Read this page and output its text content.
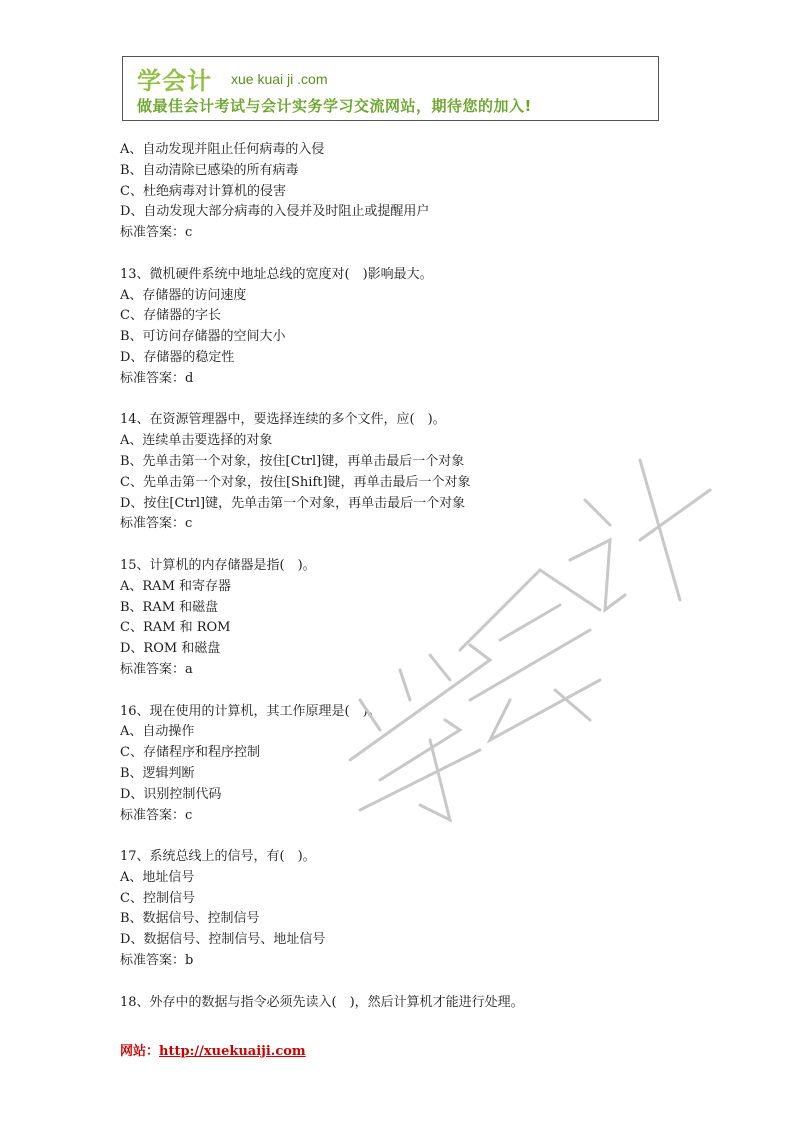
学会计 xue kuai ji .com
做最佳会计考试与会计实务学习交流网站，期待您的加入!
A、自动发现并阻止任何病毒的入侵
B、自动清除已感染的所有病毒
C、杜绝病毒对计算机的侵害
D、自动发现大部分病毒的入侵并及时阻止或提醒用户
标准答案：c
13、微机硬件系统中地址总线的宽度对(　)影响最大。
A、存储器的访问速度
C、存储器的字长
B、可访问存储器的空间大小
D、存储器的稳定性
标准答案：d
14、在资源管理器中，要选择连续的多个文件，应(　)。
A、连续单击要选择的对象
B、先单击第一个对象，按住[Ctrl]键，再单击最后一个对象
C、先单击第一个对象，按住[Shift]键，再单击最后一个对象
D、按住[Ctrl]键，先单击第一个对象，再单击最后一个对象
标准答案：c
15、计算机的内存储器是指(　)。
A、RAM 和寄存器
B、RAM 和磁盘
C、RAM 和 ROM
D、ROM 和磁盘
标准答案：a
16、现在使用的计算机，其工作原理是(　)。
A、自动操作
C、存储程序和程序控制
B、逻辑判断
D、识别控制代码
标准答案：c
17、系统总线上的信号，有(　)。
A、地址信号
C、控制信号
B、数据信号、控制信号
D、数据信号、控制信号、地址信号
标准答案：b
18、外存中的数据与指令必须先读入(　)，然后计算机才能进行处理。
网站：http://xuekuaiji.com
--
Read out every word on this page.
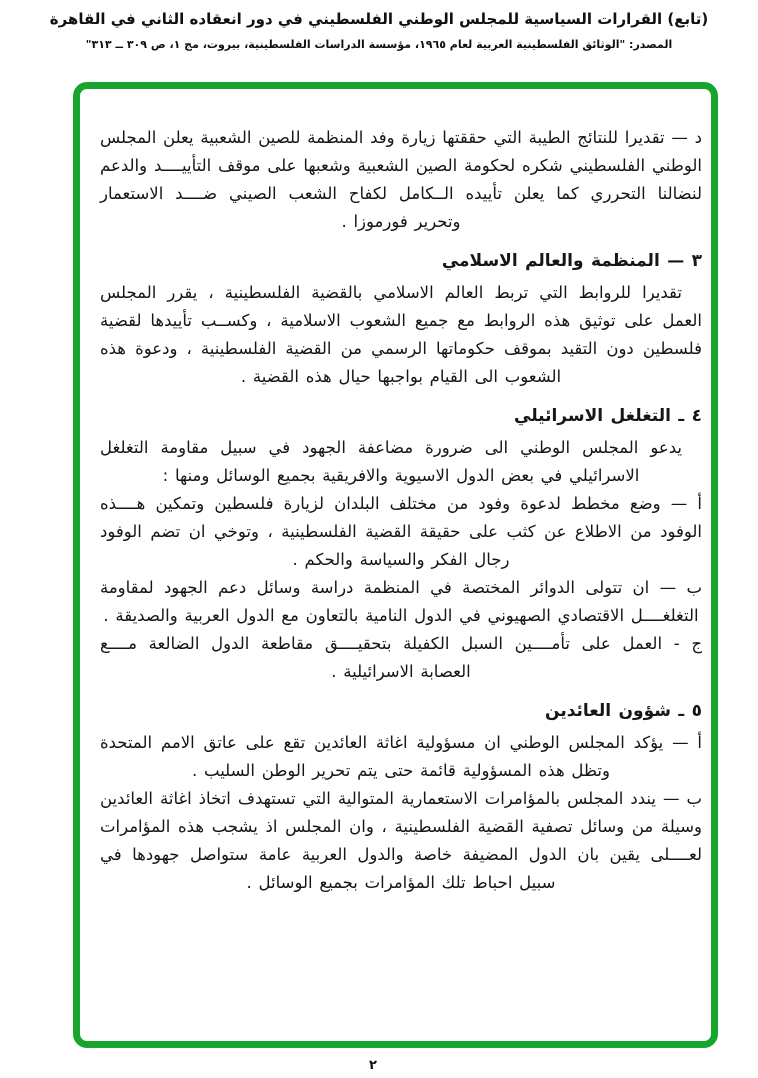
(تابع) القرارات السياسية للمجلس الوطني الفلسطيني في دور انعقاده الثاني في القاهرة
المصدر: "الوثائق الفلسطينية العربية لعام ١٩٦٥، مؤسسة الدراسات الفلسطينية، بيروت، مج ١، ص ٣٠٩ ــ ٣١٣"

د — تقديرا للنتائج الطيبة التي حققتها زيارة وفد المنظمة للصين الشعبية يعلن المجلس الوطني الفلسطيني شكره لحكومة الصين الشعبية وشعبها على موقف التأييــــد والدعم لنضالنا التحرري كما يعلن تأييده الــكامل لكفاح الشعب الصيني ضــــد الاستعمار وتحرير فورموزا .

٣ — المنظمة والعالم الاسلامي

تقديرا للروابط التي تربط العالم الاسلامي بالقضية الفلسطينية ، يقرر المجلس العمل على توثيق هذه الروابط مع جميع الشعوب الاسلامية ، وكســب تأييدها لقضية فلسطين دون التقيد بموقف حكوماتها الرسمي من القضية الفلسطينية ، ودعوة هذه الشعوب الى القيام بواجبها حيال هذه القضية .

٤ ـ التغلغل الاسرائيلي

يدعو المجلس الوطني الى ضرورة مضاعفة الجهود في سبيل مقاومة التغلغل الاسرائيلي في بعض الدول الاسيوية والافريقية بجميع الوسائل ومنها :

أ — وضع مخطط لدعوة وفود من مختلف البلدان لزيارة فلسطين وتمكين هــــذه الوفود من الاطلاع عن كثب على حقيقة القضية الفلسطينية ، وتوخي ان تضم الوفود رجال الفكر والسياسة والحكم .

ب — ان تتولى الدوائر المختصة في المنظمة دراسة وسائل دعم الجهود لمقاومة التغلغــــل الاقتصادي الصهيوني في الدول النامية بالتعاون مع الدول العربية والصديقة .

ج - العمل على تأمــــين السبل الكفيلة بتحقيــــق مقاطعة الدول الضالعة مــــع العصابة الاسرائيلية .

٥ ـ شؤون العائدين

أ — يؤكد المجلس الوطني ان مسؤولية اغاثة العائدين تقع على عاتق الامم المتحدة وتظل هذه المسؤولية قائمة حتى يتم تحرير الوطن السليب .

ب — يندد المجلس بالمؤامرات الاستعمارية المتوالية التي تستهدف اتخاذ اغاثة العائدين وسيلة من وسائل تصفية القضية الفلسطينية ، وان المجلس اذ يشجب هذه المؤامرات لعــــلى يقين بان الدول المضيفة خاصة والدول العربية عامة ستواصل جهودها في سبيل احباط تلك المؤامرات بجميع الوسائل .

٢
==
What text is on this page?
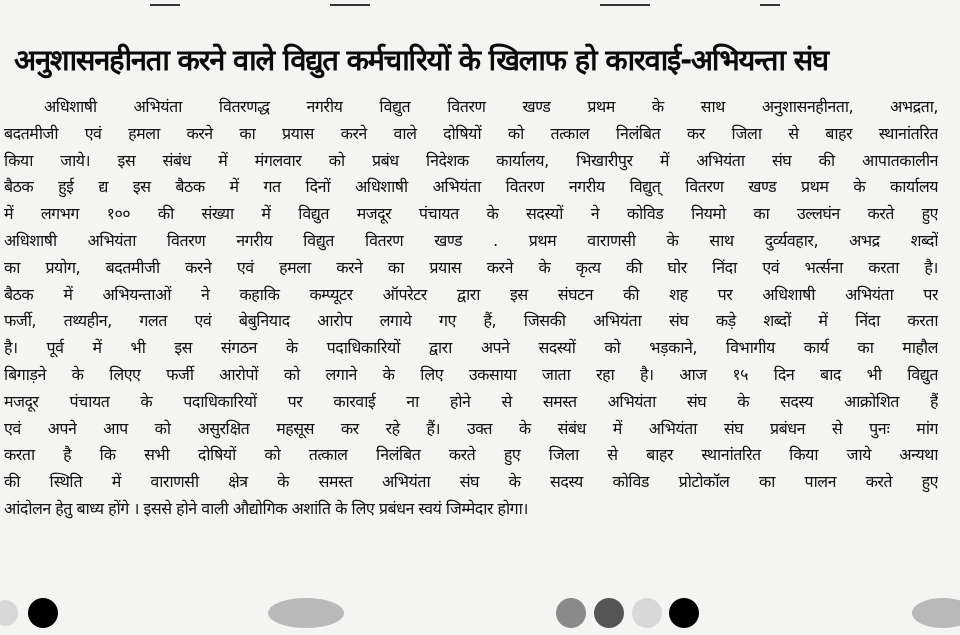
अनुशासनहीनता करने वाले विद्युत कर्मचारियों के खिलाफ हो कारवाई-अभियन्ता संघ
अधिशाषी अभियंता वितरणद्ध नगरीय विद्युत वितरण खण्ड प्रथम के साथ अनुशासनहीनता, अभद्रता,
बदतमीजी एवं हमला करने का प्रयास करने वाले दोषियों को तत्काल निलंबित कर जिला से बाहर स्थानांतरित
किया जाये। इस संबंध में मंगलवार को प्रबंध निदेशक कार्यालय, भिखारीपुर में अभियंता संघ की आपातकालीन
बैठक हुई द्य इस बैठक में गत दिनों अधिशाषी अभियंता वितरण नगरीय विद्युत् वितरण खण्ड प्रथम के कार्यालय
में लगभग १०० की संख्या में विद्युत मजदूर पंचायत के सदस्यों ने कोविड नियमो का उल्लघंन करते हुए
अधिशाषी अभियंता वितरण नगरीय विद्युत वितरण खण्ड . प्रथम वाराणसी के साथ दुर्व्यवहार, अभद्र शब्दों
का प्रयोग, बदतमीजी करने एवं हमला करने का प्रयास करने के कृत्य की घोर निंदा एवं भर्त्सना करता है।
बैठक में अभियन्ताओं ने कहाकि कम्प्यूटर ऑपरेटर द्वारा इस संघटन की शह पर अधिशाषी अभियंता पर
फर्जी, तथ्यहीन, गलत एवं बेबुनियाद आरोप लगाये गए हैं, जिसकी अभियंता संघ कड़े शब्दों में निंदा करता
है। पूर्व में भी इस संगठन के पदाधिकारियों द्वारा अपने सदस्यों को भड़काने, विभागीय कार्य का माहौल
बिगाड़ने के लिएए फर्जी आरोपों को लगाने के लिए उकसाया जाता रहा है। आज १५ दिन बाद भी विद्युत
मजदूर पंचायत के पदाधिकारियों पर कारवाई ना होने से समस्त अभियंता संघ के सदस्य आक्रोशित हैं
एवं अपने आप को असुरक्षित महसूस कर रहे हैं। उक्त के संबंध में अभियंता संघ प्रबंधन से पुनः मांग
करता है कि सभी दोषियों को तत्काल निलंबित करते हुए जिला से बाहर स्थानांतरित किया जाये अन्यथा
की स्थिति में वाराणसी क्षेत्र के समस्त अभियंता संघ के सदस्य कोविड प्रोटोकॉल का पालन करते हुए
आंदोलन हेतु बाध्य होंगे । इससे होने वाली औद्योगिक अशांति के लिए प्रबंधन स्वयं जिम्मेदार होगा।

● **Work instructions**:
Pull out each line containing the word "الوسائل" and copy it.

● **Answer to this task**:
يدعو المجلس الوطني الى ضرورة مضاعفة الجهود في سبيل مقاومة التغلغل الاسرائيلي في بعض الدول الاسيوية والافريقية بجميع الوسائل ومنها :
ب — يندد المجلس بالمؤامرات الاستعمارية المتوالية التي تستهدف اتخاذ اغاثة العائدين وسيلة من وسائل تصفية القضية الفلسطينية ، وان المجلس اذ يشجب هذه المؤامرات لعــــلى يقين بان الدول المضيفة خاصة والدول العربية عامة ستواصل جهودها في سبيل احباط تلك المؤامرات بجميع الوسائل .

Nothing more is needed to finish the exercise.